Task - Take each line containing "Start" and report it exactly as written.

Information given -

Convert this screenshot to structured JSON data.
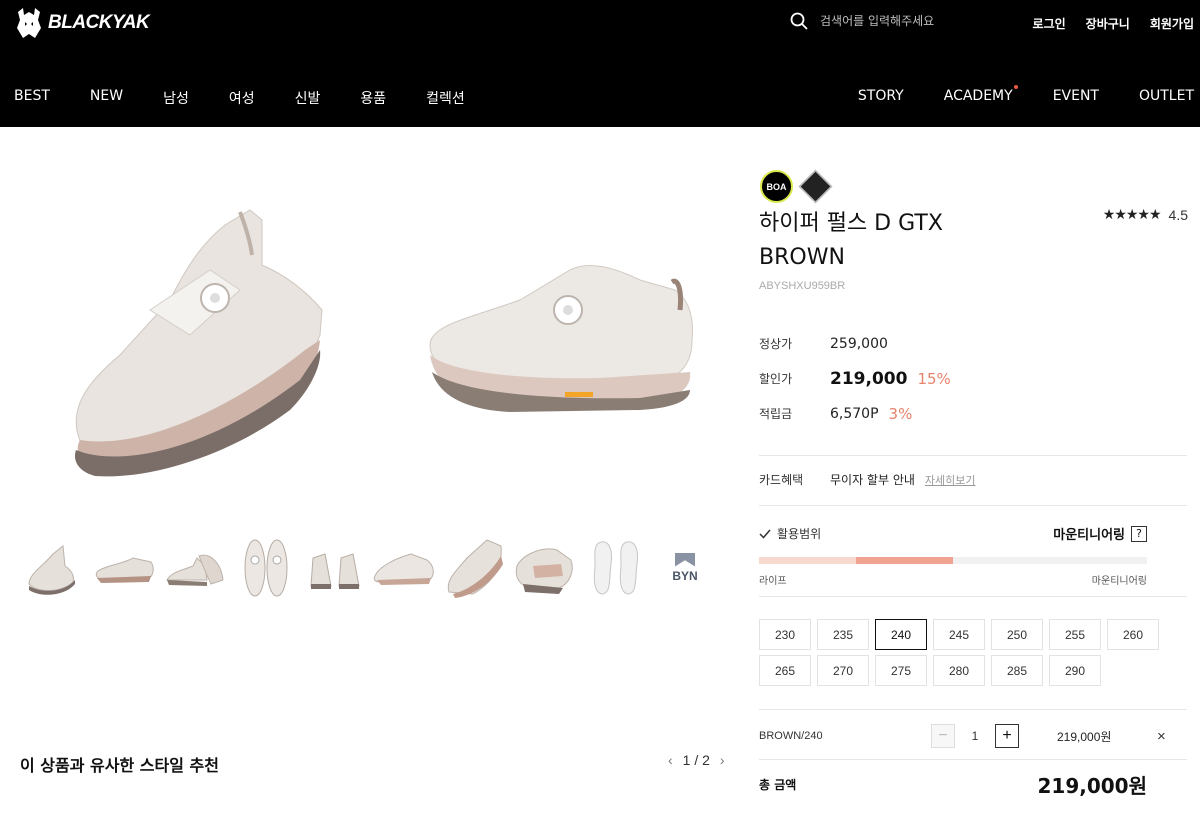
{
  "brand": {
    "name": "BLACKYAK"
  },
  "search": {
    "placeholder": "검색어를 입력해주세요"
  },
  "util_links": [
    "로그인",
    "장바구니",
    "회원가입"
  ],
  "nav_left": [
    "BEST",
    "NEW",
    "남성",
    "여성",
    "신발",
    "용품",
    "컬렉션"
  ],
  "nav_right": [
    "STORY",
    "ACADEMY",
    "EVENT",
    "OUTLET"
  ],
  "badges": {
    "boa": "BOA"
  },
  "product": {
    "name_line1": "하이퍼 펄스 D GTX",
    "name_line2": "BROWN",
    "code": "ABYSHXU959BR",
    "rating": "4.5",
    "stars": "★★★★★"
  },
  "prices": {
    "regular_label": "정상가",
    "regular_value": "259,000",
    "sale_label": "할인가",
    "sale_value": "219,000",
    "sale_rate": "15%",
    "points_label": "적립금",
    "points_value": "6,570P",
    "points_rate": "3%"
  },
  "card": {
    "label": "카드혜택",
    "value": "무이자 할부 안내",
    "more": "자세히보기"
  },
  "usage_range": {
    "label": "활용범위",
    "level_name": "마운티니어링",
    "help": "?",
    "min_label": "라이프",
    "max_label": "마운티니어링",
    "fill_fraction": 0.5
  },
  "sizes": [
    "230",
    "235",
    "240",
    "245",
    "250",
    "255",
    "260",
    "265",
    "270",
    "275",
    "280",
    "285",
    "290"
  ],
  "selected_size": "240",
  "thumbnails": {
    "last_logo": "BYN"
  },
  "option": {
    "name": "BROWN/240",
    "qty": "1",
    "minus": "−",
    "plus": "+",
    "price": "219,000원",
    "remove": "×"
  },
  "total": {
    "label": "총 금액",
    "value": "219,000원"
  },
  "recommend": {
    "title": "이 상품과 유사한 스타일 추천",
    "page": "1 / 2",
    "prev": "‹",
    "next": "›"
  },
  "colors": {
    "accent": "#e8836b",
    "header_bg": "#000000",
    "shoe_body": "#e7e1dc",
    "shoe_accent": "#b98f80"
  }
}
==
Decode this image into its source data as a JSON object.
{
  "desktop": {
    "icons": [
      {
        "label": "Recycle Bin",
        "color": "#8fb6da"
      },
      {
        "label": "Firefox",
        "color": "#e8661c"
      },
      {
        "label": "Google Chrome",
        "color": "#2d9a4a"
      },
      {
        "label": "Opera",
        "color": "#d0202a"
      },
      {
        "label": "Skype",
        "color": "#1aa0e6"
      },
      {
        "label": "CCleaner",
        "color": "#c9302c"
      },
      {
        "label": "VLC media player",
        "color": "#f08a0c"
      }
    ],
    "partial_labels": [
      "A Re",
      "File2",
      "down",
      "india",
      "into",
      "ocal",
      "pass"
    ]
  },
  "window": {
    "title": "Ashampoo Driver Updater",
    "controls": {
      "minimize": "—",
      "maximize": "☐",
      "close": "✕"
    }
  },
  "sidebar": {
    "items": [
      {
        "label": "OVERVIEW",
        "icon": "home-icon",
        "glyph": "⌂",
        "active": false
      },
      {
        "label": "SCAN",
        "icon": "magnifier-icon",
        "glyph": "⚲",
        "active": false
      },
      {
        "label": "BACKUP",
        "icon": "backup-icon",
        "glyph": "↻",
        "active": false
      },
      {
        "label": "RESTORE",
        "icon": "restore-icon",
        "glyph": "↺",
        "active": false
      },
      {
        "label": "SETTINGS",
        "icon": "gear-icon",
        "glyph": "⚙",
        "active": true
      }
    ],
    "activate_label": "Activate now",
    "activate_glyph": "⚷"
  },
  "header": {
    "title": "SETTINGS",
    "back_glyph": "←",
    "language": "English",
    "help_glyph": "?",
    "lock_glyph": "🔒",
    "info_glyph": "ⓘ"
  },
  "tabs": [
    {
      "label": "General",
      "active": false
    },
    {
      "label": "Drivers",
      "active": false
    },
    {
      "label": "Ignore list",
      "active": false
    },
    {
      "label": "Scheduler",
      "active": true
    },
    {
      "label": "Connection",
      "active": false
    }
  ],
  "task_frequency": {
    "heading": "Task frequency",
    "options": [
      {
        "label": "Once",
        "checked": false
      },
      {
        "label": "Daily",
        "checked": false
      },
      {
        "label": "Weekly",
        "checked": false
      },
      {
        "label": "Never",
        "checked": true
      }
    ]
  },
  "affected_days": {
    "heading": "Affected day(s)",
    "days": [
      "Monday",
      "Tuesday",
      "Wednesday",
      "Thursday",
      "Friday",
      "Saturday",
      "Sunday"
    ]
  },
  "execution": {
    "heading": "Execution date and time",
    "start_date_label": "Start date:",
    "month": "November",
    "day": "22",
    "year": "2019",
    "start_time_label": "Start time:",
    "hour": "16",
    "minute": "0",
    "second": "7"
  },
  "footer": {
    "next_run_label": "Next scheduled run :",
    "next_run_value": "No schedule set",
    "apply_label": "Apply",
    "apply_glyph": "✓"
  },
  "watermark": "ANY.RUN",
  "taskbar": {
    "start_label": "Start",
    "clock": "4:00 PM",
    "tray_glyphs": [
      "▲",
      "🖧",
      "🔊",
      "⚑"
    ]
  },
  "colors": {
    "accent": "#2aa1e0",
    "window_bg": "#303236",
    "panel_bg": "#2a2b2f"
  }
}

Completed task -
    "start_date_label": "Start date:",
    "start_time_label": "Start time:",
    "start_label": "Start",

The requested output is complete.